_Exercise instructions_.
Count the lines containing "page" in the entries underneath, and state that count without anything else.

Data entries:
++++++++++++++++++++
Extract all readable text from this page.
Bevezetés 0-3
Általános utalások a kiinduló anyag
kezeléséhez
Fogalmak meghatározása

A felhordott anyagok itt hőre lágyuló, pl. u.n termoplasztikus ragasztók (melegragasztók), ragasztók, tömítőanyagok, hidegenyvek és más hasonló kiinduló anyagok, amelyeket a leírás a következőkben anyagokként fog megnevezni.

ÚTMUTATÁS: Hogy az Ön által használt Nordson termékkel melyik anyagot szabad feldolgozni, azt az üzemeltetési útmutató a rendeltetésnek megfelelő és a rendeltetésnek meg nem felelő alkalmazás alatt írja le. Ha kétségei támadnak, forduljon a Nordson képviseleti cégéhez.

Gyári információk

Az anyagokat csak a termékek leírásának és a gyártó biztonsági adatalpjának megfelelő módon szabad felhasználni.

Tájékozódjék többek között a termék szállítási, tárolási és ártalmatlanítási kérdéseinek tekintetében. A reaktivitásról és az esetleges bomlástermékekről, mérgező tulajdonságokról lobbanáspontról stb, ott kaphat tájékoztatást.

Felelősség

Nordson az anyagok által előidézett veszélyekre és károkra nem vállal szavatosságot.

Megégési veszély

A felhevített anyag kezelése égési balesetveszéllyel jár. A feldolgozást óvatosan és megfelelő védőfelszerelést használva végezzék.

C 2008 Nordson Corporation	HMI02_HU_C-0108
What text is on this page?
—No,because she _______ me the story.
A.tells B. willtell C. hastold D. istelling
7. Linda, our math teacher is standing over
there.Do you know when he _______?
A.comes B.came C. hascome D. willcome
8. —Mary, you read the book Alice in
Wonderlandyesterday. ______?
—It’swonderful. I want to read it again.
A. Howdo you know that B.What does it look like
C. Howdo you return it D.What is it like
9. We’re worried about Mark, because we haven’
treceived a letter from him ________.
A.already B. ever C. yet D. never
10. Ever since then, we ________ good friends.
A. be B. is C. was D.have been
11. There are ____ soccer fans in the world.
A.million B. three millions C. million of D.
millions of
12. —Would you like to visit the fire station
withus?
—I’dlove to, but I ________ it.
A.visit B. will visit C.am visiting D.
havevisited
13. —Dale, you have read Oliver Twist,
++++++++++++++++++++
_Response to this task_.
2